__Exercise directions__. Repeat all of the records verbatim.

_ _ _ _

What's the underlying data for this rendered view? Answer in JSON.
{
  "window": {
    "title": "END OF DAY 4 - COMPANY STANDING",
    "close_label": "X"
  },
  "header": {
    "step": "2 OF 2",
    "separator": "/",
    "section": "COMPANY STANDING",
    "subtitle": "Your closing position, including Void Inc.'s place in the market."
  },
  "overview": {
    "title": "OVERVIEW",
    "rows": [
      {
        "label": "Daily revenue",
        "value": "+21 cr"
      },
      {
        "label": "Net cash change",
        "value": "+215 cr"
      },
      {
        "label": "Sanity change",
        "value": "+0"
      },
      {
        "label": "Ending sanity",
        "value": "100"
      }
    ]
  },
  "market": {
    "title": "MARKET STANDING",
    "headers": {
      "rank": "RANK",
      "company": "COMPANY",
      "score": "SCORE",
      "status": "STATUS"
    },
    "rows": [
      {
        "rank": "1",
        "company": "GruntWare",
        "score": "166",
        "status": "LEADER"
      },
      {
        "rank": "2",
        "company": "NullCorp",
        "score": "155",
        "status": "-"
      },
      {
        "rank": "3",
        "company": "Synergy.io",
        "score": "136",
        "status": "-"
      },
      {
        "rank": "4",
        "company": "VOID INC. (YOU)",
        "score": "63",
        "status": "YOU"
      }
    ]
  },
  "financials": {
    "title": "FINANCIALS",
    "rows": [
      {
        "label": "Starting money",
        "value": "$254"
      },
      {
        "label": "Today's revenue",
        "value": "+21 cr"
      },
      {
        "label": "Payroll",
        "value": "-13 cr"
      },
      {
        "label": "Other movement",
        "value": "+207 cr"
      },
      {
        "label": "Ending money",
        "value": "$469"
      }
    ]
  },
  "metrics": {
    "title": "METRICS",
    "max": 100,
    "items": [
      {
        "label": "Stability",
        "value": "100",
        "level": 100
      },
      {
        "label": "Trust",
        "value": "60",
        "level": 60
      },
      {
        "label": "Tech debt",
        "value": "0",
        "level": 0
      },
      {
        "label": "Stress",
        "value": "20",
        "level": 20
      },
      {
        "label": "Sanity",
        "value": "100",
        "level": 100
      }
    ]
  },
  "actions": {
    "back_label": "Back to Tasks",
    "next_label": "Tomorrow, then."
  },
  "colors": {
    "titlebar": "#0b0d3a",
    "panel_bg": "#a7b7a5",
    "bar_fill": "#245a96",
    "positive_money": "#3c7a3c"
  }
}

_ _ _ _

__Completed task__.
What's the underlying data for this rendered view? Answer in JSON.
{
  "window": {
    "title": "END OF DAY 4 - COMPANY STANDING",
    "close_label": "X"
  },
  "header": {
    "step": "2 OF 2",
    "separator": "/",
    "section": "COMPANY STANDING",
    "subtitle": "Your closing position, including Void Inc.'s place in the market."
  },
  "overview": {
    "title": "OVERVIEW",
    "rows": [
      {
        "label": "Daily revenue",
        "value": "+21 cr"
      },
      {
        "label": "Net cash change",
        "value": "+215 cr"
      },
      {
        "label": "Sanity change",
        "value": "+0"
      },
      {
        "label": "Ending sanity",
        "value": "100"
      }
    ]
  },
  "market": {
    "title": "MARKET STANDING",
    "headers": {
      "rank": "RANK",
      "company": "COMPANY",
      "score": "SCORE",
      "status": "STATUS"
    },
    "rows": [
      {
        "rank": "1",
        "company": "GruntWare",
        "score": "166",
        "status": "LEADER"
      },
      {
        "rank": "2",
        "company": "NullCorp",
        "score": "155",
        "status": "-"
      },
      {
        "rank": "3",
        "company": "Synergy.io",
        "score": "136",
        "status": "-"
      },
      {
        "rank": "4",
        "company": "VOID INC. (YOU)",
        "score": "63",
        "status": "YOU"
      }
    ]
  },
  "financials": {
    "title": "FINANCIALS",
    "rows": [
      {
        "label": "Starting money",
        "value": "$254"
      },
      {
        "label": "Today's revenue",
        "value": "+21 cr"
      },
      {
        "label": "Payroll",
        "value": "-13 cr"
      },
      {
        "label": "Other movement",
        "value": "+207 cr"
      },
      {
        "label": "Ending money",
        "value": "$469"
      }
    ]
  },
  "metrics": {
    "title": "METRICS",
    "max": 100,
    "items": [
      {
        "label": "Stability",
        "value": "100",
        "level": 100
      },
      {
        "label": "Trust",
        "value": "60",
        "level": 60
      },
      {
        "label": "Tech debt",
        "value": "0",
        "level": 0
      },
      {
        "label": "Stress",
        "value": "20",
        "level": 20
      },
      {
        "label": "Sanity",
        "value": "100",
        "level": 100
      }
    ]
  },
  "actions": {
    "back_label": "Back to Tasks",
    "next_label": "Tomorrow, then."
  },
  "colors": {
    "titlebar": "#0b0d3a",
    "panel_bg": "#a7b7a5",
    "bar_fill": "#245a96",
    "positive_money": "#3c7a3c"
  }
}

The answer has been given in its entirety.